Dataset excerpt:
-=-=-

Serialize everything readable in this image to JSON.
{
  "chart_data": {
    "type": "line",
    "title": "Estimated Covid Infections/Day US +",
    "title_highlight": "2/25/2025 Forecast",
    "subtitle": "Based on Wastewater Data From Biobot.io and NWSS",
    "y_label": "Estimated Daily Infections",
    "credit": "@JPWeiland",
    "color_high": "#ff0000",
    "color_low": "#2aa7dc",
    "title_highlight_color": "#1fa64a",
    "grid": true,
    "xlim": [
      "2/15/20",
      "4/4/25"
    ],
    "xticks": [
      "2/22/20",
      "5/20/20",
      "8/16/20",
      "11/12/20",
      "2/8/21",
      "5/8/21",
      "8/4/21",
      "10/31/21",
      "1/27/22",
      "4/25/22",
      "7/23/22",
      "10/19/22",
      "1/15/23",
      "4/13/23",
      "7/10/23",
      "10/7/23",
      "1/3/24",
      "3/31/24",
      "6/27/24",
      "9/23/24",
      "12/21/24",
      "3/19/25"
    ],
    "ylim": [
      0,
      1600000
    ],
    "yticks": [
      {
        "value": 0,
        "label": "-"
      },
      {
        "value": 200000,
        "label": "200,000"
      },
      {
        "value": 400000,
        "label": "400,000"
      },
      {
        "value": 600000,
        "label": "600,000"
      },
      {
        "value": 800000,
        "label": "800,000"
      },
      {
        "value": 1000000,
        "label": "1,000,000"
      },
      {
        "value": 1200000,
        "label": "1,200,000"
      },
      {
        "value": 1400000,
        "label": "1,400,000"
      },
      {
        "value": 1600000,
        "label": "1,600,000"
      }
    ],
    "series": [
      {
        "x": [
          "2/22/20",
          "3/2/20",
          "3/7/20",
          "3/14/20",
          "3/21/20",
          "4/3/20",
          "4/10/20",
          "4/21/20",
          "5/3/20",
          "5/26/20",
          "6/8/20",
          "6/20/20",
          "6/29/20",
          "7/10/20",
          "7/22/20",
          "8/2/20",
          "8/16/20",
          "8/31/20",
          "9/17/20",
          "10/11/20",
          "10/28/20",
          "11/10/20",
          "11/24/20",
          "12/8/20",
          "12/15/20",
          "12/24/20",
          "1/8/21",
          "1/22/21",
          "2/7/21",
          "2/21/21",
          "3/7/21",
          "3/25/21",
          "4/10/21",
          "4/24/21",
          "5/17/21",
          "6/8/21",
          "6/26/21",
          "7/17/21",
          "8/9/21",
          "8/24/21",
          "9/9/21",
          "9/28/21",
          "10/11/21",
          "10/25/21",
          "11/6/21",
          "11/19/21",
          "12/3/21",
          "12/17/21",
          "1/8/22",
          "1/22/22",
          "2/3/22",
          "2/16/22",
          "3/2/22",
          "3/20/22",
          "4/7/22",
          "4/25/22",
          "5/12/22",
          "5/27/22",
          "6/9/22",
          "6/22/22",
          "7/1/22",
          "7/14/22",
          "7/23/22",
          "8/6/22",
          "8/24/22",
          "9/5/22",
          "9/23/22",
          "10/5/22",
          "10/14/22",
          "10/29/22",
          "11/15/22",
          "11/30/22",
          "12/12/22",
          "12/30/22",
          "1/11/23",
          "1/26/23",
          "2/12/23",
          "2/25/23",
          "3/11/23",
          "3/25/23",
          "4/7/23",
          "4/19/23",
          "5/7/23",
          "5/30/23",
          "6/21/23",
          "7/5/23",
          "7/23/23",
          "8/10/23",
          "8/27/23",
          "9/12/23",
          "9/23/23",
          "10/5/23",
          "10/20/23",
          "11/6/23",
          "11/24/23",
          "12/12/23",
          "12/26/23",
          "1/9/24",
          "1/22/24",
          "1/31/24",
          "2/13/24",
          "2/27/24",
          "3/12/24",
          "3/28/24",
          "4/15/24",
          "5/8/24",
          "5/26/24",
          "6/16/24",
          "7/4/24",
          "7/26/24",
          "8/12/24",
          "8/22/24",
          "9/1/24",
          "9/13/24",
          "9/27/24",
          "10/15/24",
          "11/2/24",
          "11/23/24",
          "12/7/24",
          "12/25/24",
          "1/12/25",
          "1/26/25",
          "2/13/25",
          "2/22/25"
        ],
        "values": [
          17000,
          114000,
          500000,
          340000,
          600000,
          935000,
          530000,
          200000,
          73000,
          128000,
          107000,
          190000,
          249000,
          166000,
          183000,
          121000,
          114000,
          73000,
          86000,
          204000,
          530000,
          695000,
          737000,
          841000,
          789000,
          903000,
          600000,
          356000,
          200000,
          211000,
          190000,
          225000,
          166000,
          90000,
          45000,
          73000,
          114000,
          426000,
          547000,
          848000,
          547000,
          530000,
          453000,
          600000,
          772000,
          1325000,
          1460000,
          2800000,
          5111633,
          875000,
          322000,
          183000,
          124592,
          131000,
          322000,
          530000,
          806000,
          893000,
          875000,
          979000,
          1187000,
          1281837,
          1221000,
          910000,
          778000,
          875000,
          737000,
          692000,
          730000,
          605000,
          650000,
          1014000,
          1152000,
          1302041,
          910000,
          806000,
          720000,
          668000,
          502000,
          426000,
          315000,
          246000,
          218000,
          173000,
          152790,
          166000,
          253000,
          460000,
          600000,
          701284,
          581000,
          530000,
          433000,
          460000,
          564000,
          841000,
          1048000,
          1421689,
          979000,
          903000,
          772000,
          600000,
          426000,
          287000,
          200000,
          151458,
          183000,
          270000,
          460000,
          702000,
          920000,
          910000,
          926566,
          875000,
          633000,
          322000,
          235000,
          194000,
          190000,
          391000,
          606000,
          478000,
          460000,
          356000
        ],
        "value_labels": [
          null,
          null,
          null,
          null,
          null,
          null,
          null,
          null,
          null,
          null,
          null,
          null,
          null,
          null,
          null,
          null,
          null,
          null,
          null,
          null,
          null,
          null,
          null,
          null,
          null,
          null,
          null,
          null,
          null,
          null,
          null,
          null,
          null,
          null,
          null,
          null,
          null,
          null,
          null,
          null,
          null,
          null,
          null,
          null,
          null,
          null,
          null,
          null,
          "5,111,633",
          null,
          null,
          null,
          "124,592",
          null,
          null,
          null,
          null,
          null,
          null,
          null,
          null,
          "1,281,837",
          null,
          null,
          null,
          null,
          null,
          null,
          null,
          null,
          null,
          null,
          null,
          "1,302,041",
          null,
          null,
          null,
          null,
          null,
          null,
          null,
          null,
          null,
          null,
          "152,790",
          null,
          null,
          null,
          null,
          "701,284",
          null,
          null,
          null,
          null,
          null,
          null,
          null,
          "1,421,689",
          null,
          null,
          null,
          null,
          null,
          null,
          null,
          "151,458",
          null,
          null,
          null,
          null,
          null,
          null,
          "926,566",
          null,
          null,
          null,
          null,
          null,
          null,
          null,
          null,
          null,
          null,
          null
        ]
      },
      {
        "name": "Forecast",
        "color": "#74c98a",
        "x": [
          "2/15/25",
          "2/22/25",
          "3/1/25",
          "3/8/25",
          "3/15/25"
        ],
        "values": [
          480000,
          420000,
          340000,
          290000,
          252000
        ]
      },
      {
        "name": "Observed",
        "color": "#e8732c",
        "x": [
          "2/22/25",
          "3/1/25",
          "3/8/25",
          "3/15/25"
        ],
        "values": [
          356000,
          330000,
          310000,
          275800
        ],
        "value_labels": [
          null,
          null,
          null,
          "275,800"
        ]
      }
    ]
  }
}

-=-=-

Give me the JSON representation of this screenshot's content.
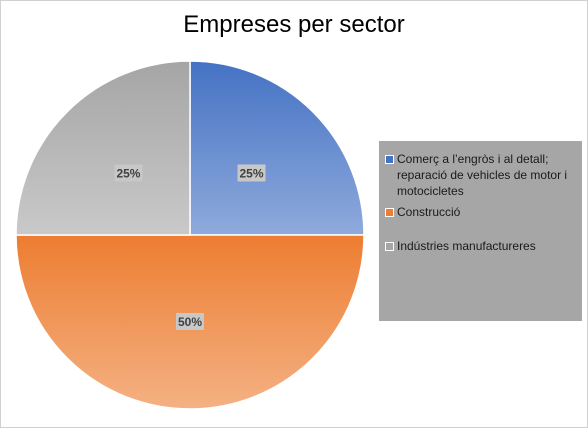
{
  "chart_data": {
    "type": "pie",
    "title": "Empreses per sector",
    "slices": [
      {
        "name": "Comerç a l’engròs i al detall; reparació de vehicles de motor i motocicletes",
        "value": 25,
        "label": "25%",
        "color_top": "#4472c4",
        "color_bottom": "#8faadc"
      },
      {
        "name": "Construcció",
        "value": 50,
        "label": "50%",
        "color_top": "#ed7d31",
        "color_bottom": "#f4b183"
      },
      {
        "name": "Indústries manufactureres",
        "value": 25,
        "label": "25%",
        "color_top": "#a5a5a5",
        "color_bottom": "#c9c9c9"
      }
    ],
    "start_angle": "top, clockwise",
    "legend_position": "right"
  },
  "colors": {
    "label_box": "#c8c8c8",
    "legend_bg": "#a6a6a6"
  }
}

-=-=-

SET EXERCISE:
Looking at the data above, show all lines where the word "this" occurs.

PROBLEM SOLUTION:
Serialize everything readable in this image to JSON.
Give me the JSON representation of this screenshot's content.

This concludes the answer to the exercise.